### WHAT IS EXPECTED:
Extract the listing in its entirety, keeping each line identical to the original.

[Entries with figure data]
>>>

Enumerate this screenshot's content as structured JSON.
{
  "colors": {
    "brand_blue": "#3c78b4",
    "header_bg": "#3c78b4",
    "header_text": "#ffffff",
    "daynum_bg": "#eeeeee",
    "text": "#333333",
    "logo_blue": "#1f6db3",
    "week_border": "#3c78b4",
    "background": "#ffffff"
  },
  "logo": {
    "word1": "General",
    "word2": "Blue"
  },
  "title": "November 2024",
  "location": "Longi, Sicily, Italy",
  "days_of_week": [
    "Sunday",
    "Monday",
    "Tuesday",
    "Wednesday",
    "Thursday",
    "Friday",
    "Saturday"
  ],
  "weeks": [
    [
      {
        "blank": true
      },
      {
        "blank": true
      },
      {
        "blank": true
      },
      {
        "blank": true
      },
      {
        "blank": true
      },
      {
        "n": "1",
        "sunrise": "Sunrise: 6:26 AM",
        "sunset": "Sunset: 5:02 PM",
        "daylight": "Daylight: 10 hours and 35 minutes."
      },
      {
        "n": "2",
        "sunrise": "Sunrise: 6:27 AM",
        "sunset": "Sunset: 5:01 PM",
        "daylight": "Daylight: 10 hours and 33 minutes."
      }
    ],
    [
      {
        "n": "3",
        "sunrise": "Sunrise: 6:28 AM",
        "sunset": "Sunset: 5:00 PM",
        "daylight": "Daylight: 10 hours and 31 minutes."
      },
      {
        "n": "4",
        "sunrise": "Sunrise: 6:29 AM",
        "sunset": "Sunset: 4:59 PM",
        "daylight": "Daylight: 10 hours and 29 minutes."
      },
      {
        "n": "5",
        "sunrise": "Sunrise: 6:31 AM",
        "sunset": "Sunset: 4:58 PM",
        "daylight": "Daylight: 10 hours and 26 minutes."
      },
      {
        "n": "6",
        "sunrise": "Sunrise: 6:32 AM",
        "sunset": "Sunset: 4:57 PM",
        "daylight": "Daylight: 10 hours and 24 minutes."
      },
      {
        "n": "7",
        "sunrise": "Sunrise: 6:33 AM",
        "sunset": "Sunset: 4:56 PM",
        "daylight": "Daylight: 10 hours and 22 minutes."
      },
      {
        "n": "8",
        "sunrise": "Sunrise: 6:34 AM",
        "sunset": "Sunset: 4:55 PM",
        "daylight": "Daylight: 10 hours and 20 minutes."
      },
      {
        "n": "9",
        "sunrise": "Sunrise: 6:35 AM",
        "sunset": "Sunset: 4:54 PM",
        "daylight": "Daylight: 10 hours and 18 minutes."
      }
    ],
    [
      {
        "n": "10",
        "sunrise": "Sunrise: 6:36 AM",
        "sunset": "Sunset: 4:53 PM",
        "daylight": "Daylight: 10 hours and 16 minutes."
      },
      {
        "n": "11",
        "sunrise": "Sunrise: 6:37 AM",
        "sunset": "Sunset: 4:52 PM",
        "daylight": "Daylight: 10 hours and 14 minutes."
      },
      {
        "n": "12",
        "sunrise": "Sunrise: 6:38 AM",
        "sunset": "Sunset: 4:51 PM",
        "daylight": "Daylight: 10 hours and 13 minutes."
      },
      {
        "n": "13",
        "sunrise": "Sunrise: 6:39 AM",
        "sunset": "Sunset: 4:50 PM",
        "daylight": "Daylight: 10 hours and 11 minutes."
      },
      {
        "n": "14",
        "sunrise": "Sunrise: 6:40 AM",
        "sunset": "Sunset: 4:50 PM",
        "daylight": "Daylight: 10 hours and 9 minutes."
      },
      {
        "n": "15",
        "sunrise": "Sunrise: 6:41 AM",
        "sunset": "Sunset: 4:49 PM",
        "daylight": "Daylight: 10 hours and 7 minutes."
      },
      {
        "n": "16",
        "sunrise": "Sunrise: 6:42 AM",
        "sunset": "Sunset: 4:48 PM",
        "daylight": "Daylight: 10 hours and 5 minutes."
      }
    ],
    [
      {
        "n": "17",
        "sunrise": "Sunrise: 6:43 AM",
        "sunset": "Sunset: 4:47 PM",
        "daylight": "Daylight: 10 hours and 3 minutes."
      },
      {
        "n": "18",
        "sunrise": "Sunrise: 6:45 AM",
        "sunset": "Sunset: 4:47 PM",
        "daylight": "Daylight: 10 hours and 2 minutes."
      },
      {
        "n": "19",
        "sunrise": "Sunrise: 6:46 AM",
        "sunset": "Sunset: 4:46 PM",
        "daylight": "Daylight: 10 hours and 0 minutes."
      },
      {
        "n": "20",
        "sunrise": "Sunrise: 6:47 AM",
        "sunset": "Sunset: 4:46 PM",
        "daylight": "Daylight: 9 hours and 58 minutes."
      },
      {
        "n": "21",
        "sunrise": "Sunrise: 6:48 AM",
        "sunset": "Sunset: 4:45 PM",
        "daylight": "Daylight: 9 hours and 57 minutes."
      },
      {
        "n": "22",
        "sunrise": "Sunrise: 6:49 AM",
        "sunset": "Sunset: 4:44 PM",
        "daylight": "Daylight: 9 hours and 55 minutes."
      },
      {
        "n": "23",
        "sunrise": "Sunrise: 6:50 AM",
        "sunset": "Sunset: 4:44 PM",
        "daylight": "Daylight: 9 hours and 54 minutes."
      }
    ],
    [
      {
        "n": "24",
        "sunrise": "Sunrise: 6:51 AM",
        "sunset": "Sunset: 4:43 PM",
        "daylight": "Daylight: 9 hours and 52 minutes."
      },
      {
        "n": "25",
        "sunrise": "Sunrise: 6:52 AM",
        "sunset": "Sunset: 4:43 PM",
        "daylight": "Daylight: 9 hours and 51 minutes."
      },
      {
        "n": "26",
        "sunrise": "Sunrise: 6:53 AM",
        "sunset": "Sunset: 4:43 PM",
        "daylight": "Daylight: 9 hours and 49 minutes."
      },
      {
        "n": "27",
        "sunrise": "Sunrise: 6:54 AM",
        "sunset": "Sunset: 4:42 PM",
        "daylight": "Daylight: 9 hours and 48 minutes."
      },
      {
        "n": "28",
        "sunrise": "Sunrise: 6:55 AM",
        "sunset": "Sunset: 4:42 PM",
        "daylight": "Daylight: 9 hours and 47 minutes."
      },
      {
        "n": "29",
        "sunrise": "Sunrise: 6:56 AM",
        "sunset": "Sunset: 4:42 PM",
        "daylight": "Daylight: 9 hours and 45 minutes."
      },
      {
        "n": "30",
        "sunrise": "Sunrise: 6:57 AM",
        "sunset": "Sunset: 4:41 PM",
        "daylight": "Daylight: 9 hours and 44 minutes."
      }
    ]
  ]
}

<<<

### WORKED SOLUTION:
Enumerate this screenshot's content as structured JSON.
{
  "colors": {
    "brand_blue": "#3c78b4",
    "header_bg": "#3c78b4",
    "header_text": "#ffffff",
    "daynum_bg": "#eeeeee",
    "text": "#333333",
    "logo_blue": "#1f6db3",
    "week_border": "#3c78b4",
    "background": "#ffffff"
  },
  "logo": {
    "word1": "General",
    "word2": "Blue"
  },
  "title": "November 2024",
  "location": "Longi, Sicily, Italy",
  "days_of_week": [
    "Sunday",
    "Monday",
    "Tuesday",
    "Wednesday",
    "Thursday",
    "Friday",
    "Saturday"
  ],
  "weeks": [
    [
      {
        "blank": true
      },
      {
        "blank": true
      },
      {
        "blank": true
      },
      {
        "blank": true
      },
      {
        "blank": true
      },
      {
        "n": "1",
        "sunrise": "Sunrise: 6:26 AM",
        "sunset": "Sunset: 5:02 PM",
        "daylight": "Daylight: 10 hours and 35 minutes."
      },
      {
        "n": "2",
        "sunrise": "Sunrise: 6:27 AM",
        "sunset": "Sunset: 5:01 PM",
        "daylight": "Daylight: 10 hours and 33 minutes."
      }
    ],
    [
      {
        "n": "3",
        "sunrise": "Sunrise: 6:28 AM",
        "sunset": "Sunset: 5:00 PM",
        "daylight": "Daylight: 10 hours and 31 minutes."
      },
      {
        "n": "4",
        "sunrise": "Sunrise: 6:29 AM",
        "sunset": "Sunset: 4:59 PM",
        "daylight": "Daylight: 10 hours and 29 minutes."
      },
      {
        "n": "5",
        "sunrise": "Sunrise: 6:31 AM",
        "sunset": "Sunset: 4:58 PM",
        "daylight": "Daylight: 10 hours and 26 minutes."
      },
      {
        "n": "6",
        "sunrise": "Sunrise: 6:32 AM",
        "sunset": "Sunset: 4:57 PM",
        "daylight": "Daylight: 10 hours and 24 minutes."
      },
      {
        "n": "7",
        "sunrise": "Sunrise: 6:33 AM",
        "sunset": "Sunset: 4:56 PM",
        "daylight": "Daylight: 10 hours and 22 minutes."
      },
      {
        "n": "8",
        "sunrise": "Sunrise: 6:34 AM",
        "sunset": "Sunset: 4:55 PM",
        "daylight": "Daylight: 10 hours and 20 minutes."
      },
      {
        "n": "9",
        "sunrise": "Sunrise: 6:35 AM",
        "sunset": "Sunset: 4:54 PM",
        "daylight": "Daylight: 10 hours and 18 minutes."
      }
    ],
    [
      {
        "n": "10",
        "sunrise": "Sunrise: 6:36 AM",
        "sunset": "Sunset: 4:53 PM",
        "daylight": "Daylight: 10 hours and 16 minutes."
      },
      {
        "n": "11",
        "sunrise": "Sunrise: 6:37 AM",
        "sunset": "Sunset: 4:52 PM",
        "daylight": "Daylight: 10 hours and 14 minutes."
      },
      {
        "n": "12",
        "sunrise": "Sunrise: 6:38 AM",
        "sunset": "Sunset: 4:51 PM",
        "daylight": "Daylight: 10 hours and 13 minutes."
      },
      {
        "n": "13",
        "sunrise": "Sunrise: 6:39 AM",
        "sunset": "Sunset: 4:50 PM",
        "daylight": "Daylight: 10 hours and 11 minutes."
      },
      {
        "n": "14",
        "sunrise": "Sunrise: 6:40 AM",
        "sunset": "Sunset: 4:50 PM",
        "daylight": "Daylight: 10 hours and 9 minutes."
      },
      {
        "n": "15",
        "sunrise": "Sunrise: 6:41 AM",
        "sunset": "Sunset: 4:49 PM",
        "daylight": "Daylight: 10 hours and 7 minutes."
      },
      {
        "n": "16",
        "sunrise": "Sunrise: 6:42 AM",
        "sunset": "Sunset: 4:48 PM",
        "daylight": "Daylight: 10 hours and 5 minutes."
      }
    ],
    [
      {
        "n": "17",
        "sunrise": "Sunrise: 6:43 AM",
        "sunset": "Sunset: 4:47 PM",
        "daylight": "Daylight: 10 hours and 3 minutes."
      },
      {
        "n": "18",
        "sunrise": "Sunrise: 6:45 AM",
        "sunset": "Sunset: 4:47 PM",
        "daylight": "Daylight: 10 hours and 2 minutes."
      },
      {
        "n": "19",
        "sunrise": "Sunrise: 6:46 AM",
        "sunset": "Sunset: 4:46 PM",
        "daylight": "Daylight: 10 hours and 0 minutes."
      },
      {
        "n": "20",
        "sunrise": "Sunrise: 6:47 AM",
        "sunset": "Sunset: 4:46 PM",
        "daylight": "Daylight: 9 hours and 58 minutes."
      },
      {
        "n": "21",
        "sunrise": "Sunrise: 6:48 AM",
        "sunset": "Sunset: 4:45 PM",
        "daylight": "Daylight: 9 hours and 57 minutes."
      },
      {
        "n": "22",
        "sunrise": "Sunrise: 6:49 AM",
        "sunset": "Sunset: 4:44 PM",
        "daylight": "Daylight: 9 hours and 55 minutes."
      },
      {
        "n": "23",
        "sunrise": "Sunrise: 6:50 AM",
        "sunset": "Sunset: 4:44 PM",
        "daylight": "Daylight: 9 hours and 54 minutes."
      }
    ],
    [
      {
        "n": "24",
        "sunrise": "Sunrise: 6:51 AM",
        "sunset": "Sunset: 4:43 PM",
        "daylight": "Daylight: 9 hours and 52 minutes."
      },
      {
        "n": "25",
        "sunrise": "Sunrise: 6:52 AM",
        "sunset": "Sunset: 4:43 PM",
        "daylight": "Daylight: 9 hours and 51 minutes."
      },
      {
        "n": "26",
        "sunrise": "Sunrise: 6:53 AM",
        "sunset": "Sunset: 4:43 PM",
        "daylight": "Daylight: 9 hours and 49 minutes."
      },
      {
        "n": "27",
        "sunrise": "Sunrise: 6:54 AM",
        "sunset": "Sunset: 4:42 PM",
        "daylight": "Daylight: 9 hours and 48 minutes."
      },
      {
        "n": "28",
        "sunrise": "Sunrise: 6:55 AM",
        "sunset": "Sunset: 4:42 PM",
        "daylight": "Daylight: 9 hours and 47 minutes."
      },
      {
        "n": "29",
        "sunrise": "Sunrise: 6:56 AM",
        "sunset": "Sunset: 4:42 PM",
        "daylight": "Daylight: 9 hours and 45 minutes."
      },
      {
        "n": "30",
        "sunrise": "Sunrise: 6:57 AM",
        "sunset": "Sunset: 4:41 PM",
        "daylight": "Daylight: 9 hours and 44 minutes."
      }
    ]
  ]
}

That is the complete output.